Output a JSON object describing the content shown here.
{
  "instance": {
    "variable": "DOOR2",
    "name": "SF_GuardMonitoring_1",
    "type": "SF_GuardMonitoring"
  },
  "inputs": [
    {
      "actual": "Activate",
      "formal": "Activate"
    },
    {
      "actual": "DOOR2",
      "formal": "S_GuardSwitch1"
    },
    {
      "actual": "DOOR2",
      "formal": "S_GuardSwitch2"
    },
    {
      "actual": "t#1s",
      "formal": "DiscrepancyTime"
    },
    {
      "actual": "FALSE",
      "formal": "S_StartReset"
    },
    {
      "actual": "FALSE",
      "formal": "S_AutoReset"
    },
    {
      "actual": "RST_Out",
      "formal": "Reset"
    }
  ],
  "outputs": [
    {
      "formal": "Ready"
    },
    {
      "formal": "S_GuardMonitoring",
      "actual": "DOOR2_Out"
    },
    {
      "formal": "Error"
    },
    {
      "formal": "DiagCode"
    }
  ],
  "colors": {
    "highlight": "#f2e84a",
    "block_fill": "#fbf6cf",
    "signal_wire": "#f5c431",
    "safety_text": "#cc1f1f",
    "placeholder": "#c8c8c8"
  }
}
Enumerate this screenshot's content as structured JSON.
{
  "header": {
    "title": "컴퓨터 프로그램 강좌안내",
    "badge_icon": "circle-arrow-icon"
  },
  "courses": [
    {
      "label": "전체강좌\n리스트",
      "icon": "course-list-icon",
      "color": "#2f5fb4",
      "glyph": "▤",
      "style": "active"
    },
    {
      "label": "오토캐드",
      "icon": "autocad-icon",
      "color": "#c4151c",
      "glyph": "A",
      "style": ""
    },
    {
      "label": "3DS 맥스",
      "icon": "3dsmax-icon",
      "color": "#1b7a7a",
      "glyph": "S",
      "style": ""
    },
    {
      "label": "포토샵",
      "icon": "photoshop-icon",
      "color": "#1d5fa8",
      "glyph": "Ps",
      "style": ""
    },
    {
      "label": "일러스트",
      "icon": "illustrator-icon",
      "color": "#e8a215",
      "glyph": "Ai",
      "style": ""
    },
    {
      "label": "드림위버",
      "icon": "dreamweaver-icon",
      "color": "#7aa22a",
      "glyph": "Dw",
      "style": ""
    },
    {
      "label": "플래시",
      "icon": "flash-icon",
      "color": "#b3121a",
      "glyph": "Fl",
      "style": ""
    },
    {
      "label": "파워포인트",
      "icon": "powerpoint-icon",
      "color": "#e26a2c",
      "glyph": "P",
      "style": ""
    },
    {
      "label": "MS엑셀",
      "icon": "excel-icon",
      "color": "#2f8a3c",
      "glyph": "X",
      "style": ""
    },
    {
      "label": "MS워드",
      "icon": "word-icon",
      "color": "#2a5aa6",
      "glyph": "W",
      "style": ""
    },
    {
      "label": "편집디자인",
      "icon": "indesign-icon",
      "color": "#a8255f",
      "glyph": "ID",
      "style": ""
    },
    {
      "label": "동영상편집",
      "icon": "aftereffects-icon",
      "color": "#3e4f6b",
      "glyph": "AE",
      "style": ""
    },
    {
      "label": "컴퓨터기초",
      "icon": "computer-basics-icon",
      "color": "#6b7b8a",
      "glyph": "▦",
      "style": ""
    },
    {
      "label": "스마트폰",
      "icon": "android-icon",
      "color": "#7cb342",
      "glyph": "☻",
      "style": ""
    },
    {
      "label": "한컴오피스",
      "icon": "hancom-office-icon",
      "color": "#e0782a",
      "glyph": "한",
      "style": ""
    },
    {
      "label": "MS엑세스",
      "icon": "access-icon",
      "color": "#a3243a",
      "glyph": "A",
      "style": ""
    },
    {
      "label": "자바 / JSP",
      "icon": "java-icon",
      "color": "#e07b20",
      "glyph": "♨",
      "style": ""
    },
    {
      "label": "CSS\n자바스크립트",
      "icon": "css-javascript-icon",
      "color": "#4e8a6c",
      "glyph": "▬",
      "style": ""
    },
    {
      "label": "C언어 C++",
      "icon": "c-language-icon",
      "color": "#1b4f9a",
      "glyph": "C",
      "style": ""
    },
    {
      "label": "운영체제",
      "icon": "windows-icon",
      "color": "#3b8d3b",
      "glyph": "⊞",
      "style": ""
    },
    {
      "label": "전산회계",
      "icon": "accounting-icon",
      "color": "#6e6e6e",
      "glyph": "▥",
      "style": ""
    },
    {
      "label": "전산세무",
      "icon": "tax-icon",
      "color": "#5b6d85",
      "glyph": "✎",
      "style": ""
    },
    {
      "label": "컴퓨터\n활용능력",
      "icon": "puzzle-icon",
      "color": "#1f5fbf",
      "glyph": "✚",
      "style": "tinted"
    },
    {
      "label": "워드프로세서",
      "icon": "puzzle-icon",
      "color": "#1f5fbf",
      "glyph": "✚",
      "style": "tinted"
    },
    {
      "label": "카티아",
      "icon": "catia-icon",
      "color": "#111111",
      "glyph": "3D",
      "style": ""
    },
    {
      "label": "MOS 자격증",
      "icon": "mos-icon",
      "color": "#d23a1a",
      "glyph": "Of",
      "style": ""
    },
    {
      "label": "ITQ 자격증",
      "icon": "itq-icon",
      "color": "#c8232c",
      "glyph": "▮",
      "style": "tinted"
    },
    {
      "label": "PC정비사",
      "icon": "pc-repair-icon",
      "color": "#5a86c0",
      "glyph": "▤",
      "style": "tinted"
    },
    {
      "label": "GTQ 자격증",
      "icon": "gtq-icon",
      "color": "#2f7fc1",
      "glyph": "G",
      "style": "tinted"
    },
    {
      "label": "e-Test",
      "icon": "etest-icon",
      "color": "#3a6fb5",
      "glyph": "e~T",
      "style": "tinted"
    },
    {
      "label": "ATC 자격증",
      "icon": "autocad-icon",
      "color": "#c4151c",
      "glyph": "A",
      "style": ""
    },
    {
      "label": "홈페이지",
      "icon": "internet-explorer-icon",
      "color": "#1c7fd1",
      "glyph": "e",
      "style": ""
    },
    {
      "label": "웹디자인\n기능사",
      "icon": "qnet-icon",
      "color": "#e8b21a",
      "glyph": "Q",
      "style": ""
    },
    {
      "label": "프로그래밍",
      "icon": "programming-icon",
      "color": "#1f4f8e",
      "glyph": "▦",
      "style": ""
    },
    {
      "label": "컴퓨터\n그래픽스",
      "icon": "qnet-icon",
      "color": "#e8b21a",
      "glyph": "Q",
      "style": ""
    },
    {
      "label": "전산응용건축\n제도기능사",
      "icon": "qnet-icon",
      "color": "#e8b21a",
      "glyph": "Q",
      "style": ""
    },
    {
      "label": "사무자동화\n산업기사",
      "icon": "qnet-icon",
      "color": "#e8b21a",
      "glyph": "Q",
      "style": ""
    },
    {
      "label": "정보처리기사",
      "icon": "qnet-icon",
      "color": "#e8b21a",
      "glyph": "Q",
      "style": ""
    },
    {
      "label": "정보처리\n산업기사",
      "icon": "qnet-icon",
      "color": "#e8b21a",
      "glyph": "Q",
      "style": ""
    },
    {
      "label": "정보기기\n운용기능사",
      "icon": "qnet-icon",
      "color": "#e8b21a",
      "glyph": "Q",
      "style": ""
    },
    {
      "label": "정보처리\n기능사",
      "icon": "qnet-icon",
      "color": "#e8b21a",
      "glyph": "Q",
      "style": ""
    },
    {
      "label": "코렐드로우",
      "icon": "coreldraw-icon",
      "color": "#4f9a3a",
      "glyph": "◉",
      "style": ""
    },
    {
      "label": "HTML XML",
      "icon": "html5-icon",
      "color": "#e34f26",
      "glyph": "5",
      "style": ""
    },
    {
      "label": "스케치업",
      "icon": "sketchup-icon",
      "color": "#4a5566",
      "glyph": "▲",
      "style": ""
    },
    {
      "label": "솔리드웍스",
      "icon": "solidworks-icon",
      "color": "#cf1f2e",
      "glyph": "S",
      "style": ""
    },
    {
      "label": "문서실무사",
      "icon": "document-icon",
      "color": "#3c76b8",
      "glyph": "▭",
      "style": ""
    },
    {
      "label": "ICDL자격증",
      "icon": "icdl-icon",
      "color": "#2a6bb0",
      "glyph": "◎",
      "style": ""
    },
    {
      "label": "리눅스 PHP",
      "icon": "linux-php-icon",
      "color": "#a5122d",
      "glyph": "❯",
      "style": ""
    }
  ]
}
=====
#### [WHAT YOU WILL DO]
Report how many lines in the data contain the word "content", with no words besides the number.

#### [ANSWER TO THE TASK]
2